━━━━━ Material shown ━━━━━

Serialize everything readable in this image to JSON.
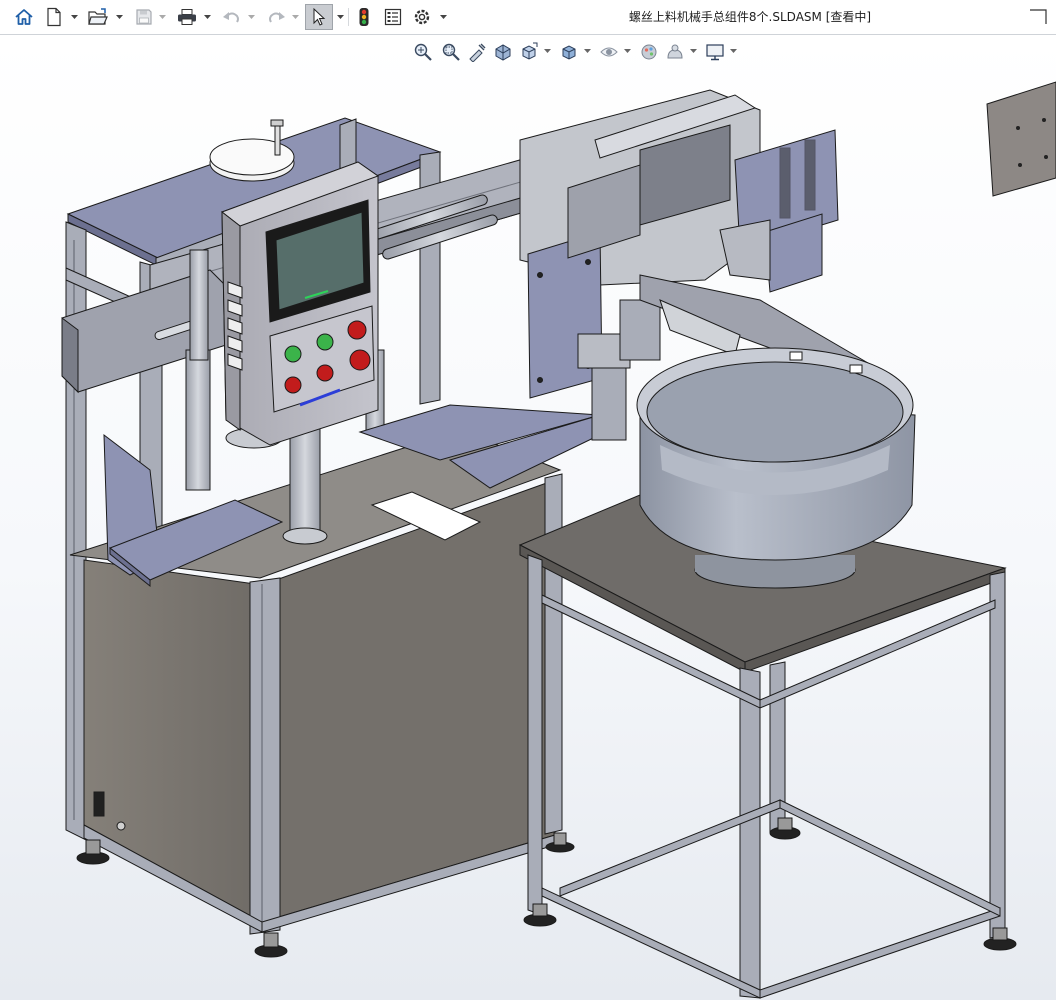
{
  "window": {
    "title": "螺丝上料机械手总组件8个.SLDASM [查看中]"
  },
  "toolbar": {
    "items": [
      {
        "name": "home-icon",
        "tooltip": ""
      },
      {
        "name": "new-document-icon"
      },
      {
        "name": "open-folder-icon"
      },
      {
        "name": "save-icon"
      },
      {
        "name": "print-icon"
      },
      {
        "name": "undo-icon"
      },
      {
        "name": "redo-icon"
      },
      {
        "name": "select-arrow-icon"
      },
      {
        "name": "rebuild-traffic-light-icon"
      },
      {
        "name": "file-properties-icon"
      },
      {
        "name": "options-gear-icon"
      }
    ]
  },
  "view_toolbar": {
    "items": [
      {
        "name": "zoom-to-fit-icon"
      },
      {
        "name": "zoom-to-area-icon"
      },
      {
        "name": "previous-view-icon"
      },
      {
        "name": "section-view-icon"
      },
      {
        "name": "view-orientation-icon"
      },
      {
        "name": "display-style-icon"
      },
      {
        "name": "hide-show-items-icon"
      },
      {
        "name": "edit-appearance-icon"
      },
      {
        "name": "apply-scene-icon"
      },
      {
        "name": "view-settings-icon"
      }
    ]
  },
  "colors": {
    "frame_profile": "#a9adb8",
    "plate_blue": "#8e93b3",
    "cabinet_panel": "#7c7873",
    "table_top": "#6f6c69",
    "bowl": "#a0a7b6",
    "screen": "#566e6a",
    "button_green": "#3bb34a",
    "button_red": "#c21c1c",
    "edge": "#1b1b1b"
  }
}
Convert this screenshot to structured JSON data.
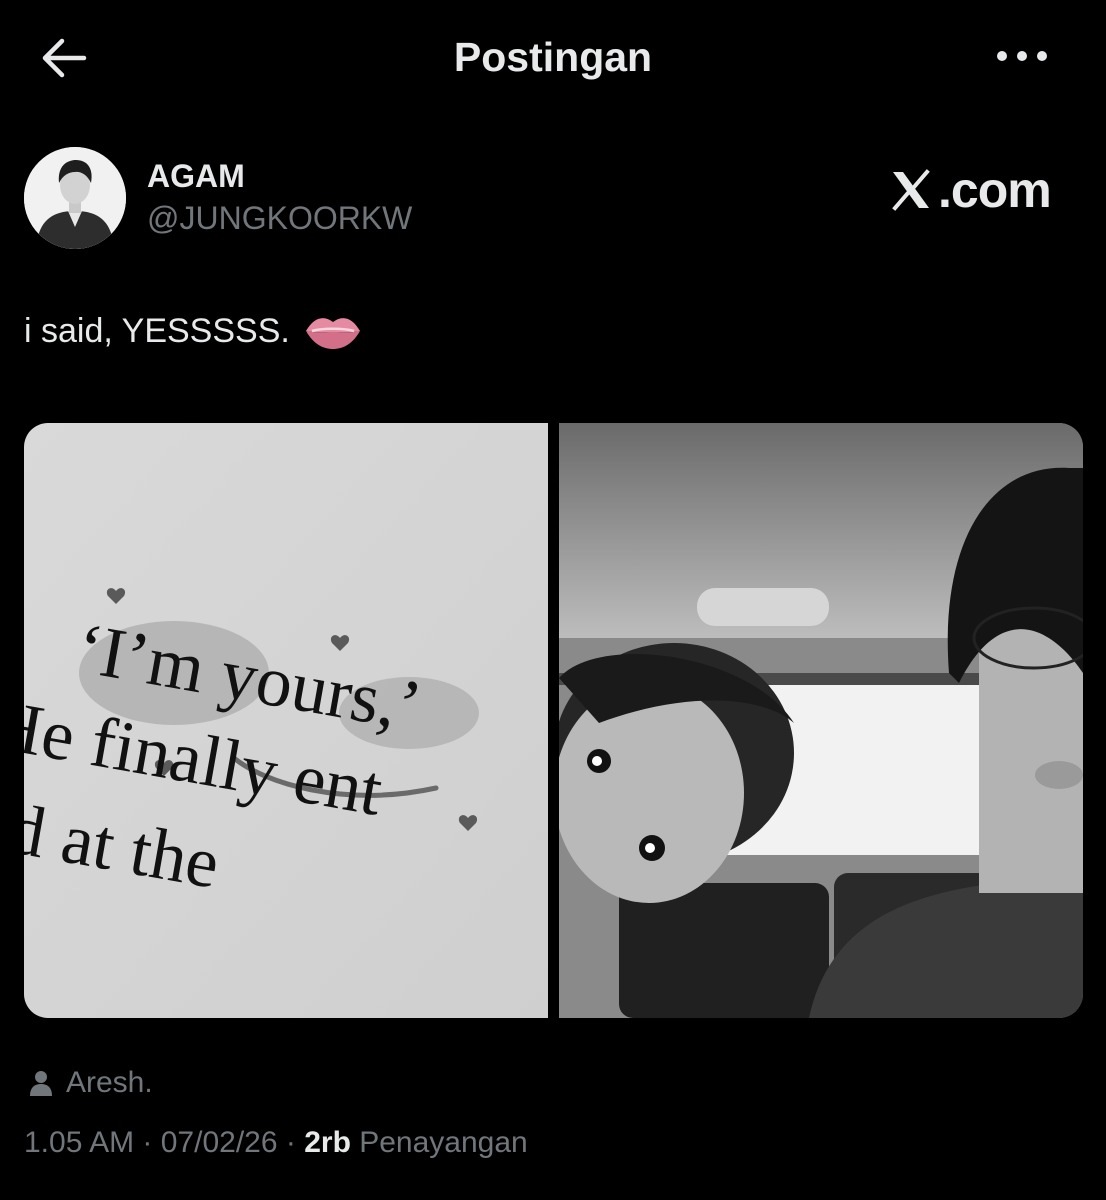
{
  "header": {
    "title": "Postingan",
    "back_icon": "arrow-left-icon",
    "more_icon": "more-horizontal-icon"
  },
  "author": {
    "display_name": "AGAM",
    "handle": "@JUNGKOORKW",
    "avatar_icon": "avatar-photo"
  },
  "watermark": {
    "label": ".com",
    "icon": "x-logo-icon"
  },
  "tweet": {
    "text": "i said, YESSSSS.",
    "emoji": "lips-emoji-icon"
  },
  "media": {
    "left_image": {
      "line1": "‘I’m yours,’",
      "line2": "He finally ent",
      "line3": "ped at the"
    },
    "right_image": {}
  },
  "tagged_user": {
    "name": "Aresh.",
    "icon": "person-icon"
  },
  "meta": {
    "time": "1.05 AM",
    "separator": " · ",
    "date": "07/02/26",
    "views_count": "2rb",
    "views_label": " Penayangan"
  },
  "colors": {
    "background": "#000000",
    "text_primary": "#e7e9ea",
    "text_secondary": "#71767b"
  }
}
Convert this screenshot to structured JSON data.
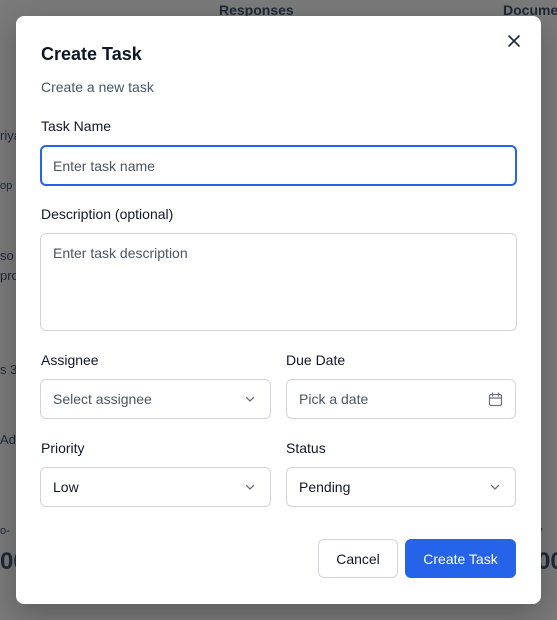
{
  "background": {
    "responses_tab": "Responses",
    "documents_tab": "Docume",
    "fragments": [
      "riya",
      "op",
      "so",
      "pro",
      "s 3",
      "Ad",
      "o-",
      "00",
      "y",
      "00"
    ]
  },
  "dialog": {
    "title": "Create Task",
    "subtitle": "Create a new task",
    "close_icon": "close-icon",
    "task_name": {
      "label": "Task Name",
      "placeholder": "Enter task name",
      "value": ""
    },
    "description": {
      "label": "Description (optional)",
      "placeholder": "Enter task description",
      "value": ""
    },
    "assignee": {
      "label": "Assignee",
      "placeholder": "Select assignee"
    },
    "due_date": {
      "label": "Due Date",
      "placeholder": "Pick a date"
    },
    "priority": {
      "label": "Priority",
      "value": "Low"
    },
    "status": {
      "label": "Status",
      "value": "Pending"
    },
    "cancel_label": "Cancel",
    "create_label": "Create Task"
  },
  "colors": {
    "accent": "#2563eb",
    "overlay": "#7a7a7a",
    "border": "#d1d5db"
  }
}
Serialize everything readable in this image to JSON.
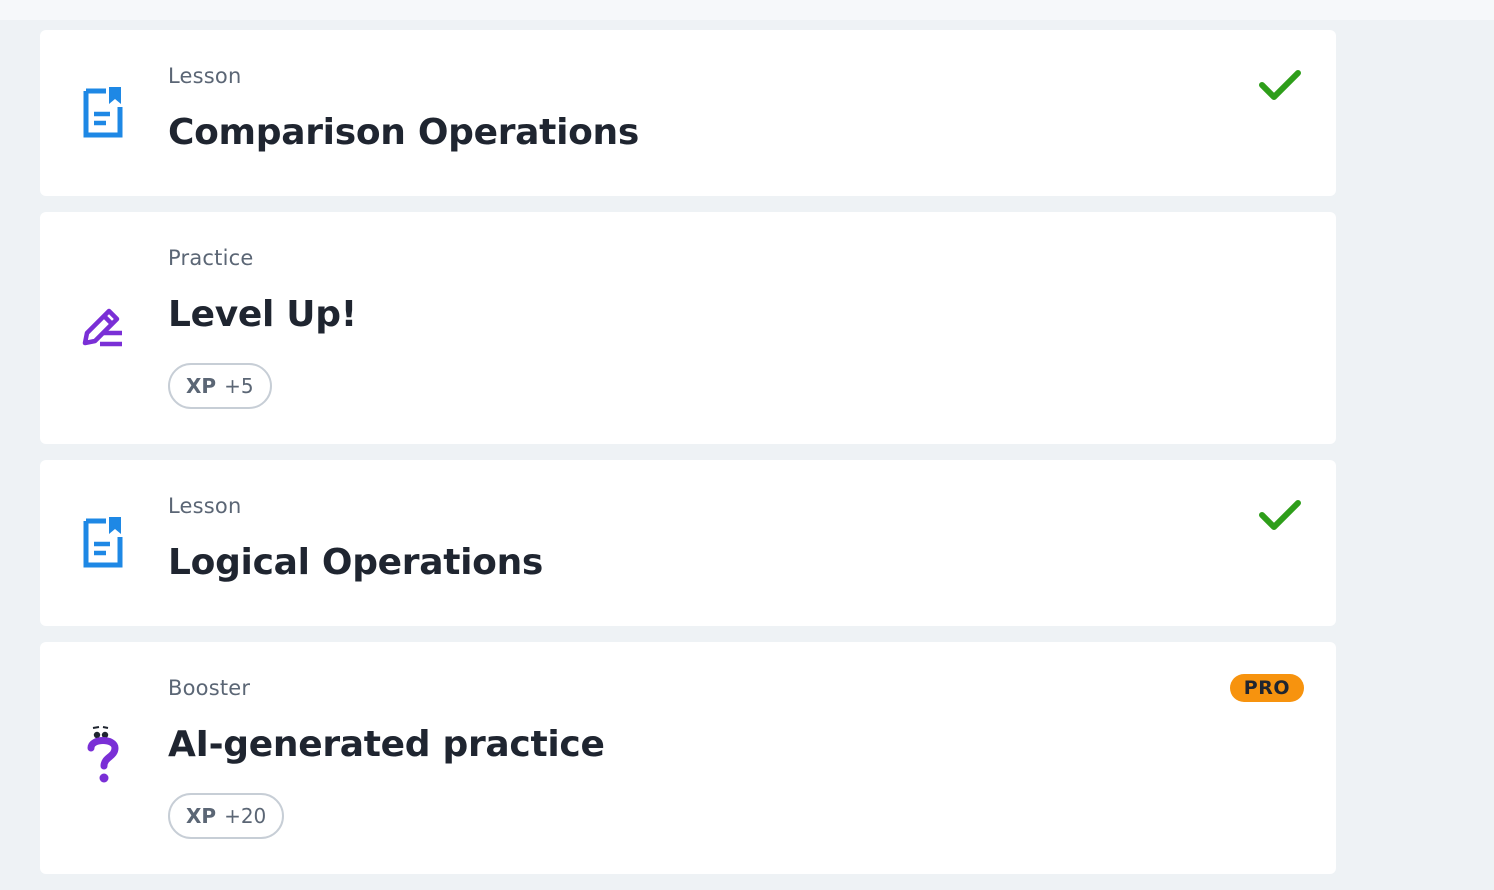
{
  "items": [
    {
      "kind": "Lesson",
      "title": "Comparison Operations",
      "icon": "lesson-icon",
      "status": "completed"
    },
    {
      "kind": "Practice",
      "title": "Level Up!",
      "icon": "practice-icon",
      "xp_label": "XP",
      "xp_value": "+5"
    },
    {
      "kind": "Lesson",
      "title": "Logical Operations",
      "icon": "lesson-icon",
      "status": "completed"
    },
    {
      "kind": "Booster",
      "title": "AI-generated practice",
      "icon": "ai-question-icon",
      "badge": "PRO",
      "xp_label": "XP",
      "xp_value": "+20"
    }
  ],
  "colors": {
    "lesson_icon": "#1e88e5",
    "practice_icon": "#7a2fd6",
    "check": "#2e9e1a",
    "pro_badge": "#f7930e"
  }
}
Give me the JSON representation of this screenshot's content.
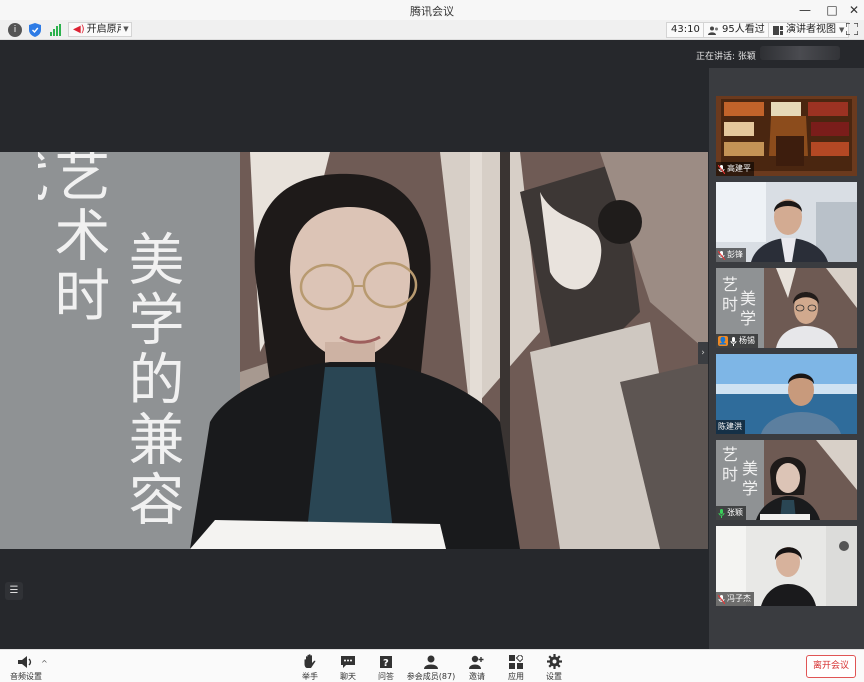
{
  "window": {
    "title": "腾讯会议",
    "minimize": "—",
    "maximize": "□",
    "close": "✕"
  },
  "toolbar": {
    "info_icon": "info-icon",
    "shield_icon": "shield-icon",
    "signal_icon": "signal-icon",
    "record_label": "开启原声",
    "timer": "43:10",
    "viewers": "95人看过",
    "view_mode": "演讲者视图",
    "colors": {
      "shield": "#2d7be5",
      "signal": "#2bb24c",
      "record": "#dd2233"
    }
  },
  "stage": {
    "speaking_prefix": "正在讲话:",
    "speaking_name": "张颖",
    "slide_text_left": "艺术时代：",
    "slide_text_right": "美学的兼容"
  },
  "participants": [
    {
      "name": "高建平",
      "mic": "muted"
    },
    {
      "name": "彭锋",
      "mic": "muted"
    },
    {
      "name": "杨锡",
      "mic": "on"
    },
    {
      "name": "陈建洪",
      "mic": "none"
    },
    {
      "name": "张颖",
      "mic": "active"
    },
    {
      "name": "冯子杰",
      "mic": "muted"
    }
  ],
  "bottombar": {
    "audio_settings": "音频设置",
    "raise_hand": "举手",
    "chat": "聊天",
    "qa": "问答",
    "members": "参会成员(87)",
    "invite": "邀请",
    "apps": "应用",
    "settings": "设置",
    "leave": "离开会议",
    "leave_color": "#d63030"
  }
}
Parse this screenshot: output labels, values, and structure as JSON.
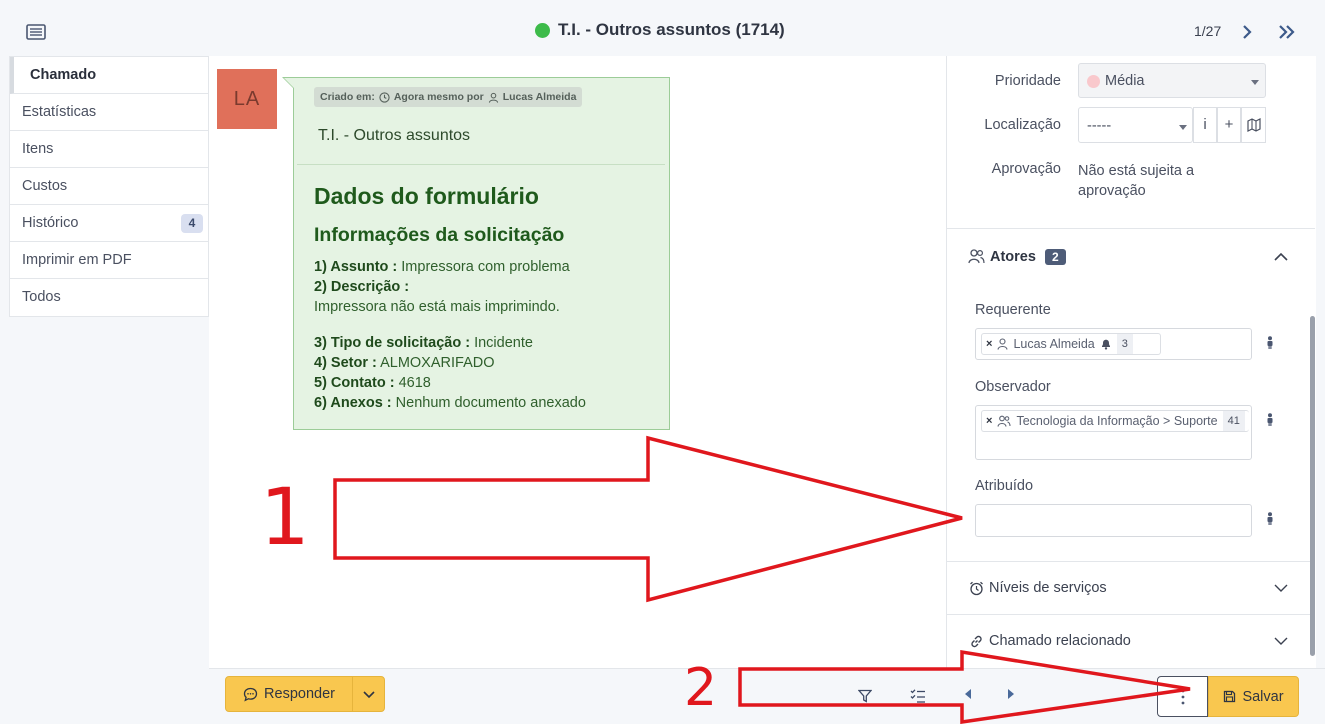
{
  "header": {
    "title": "T.I. - Outros assuntos (1714)",
    "status_color": "#3dbb4a",
    "pager": "1/27"
  },
  "menu": {
    "items": [
      {
        "label": "Chamado",
        "badge": ""
      },
      {
        "label": "Estatísticas",
        "badge": ""
      },
      {
        "label": "Itens",
        "badge": ""
      },
      {
        "label": "Custos",
        "badge": ""
      },
      {
        "label": "Histórico",
        "badge": "4"
      },
      {
        "label": "Imprimir em PDF",
        "badge": ""
      },
      {
        "label": "Todos",
        "badge": ""
      }
    ]
  },
  "ticket": {
    "avatar_initials": "LA",
    "created_label": "Criado em:",
    "created_when": "Agora mesmo por",
    "created_by": "Lucas Almeida",
    "subject": "T.I. - Outros assuntos",
    "form_title": "Dados do formulário",
    "form_subtitle": "Informações da solicitação",
    "q1_label": "1) Assunto :",
    "q1_value": "Impressora com problema",
    "q2_label": "2) Descrição :",
    "q2_value": "Impressora não está mais imprimindo.",
    "q3_label": "3) Tipo de solicitação :",
    "q3_value": "Incidente",
    "q4_label": "4) Setor :",
    "q4_value": "ALMOXARIFADO",
    "q5_label": "5) Contato :",
    "q5_value": "4618",
    "q6_label": "6) Anexos :",
    "q6_value": "Nenhum documento anexado"
  },
  "details": {
    "priority_label": "Prioridade",
    "priority_value": "Média",
    "location_label": "Localização",
    "location_value": "-----",
    "location_info_btn": "i",
    "location_add_btn": "+",
    "approval_label": "Aprovação",
    "approval_value_line1": "Não está sujeita a",
    "approval_value_line2": "aprovação"
  },
  "actors": {
    "title": "Atores",
    "count": "2",
    "requester_label": "Requerente",
    "requester_name": "Lucas Almeida",
    "requester_count": "3",
    "observer_label": "Observador",
    "observer_name": "Tecnologia da Informação > Suporte",
    "observer_count": "41",
    "assigned_label": "Atribuído",
    "remove_symbol": "×"
  },
  "sections": {
    "sla_title": "Níveis de serviços",
    "linked_title": "Chamado relacionado"
  },
  "footer": {
    "reply_label": "Responder",
    "save_label": "Salvar"
  },
  "annotations": {
    "label_1": "1",
    "label_2": "2",
    "color": "#e0171d"
  }
}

━━━━━

Problem requirements :: Check each line of the material above for "Chamado" and say how many lines contain it, giving the number alone.

Written response :: 2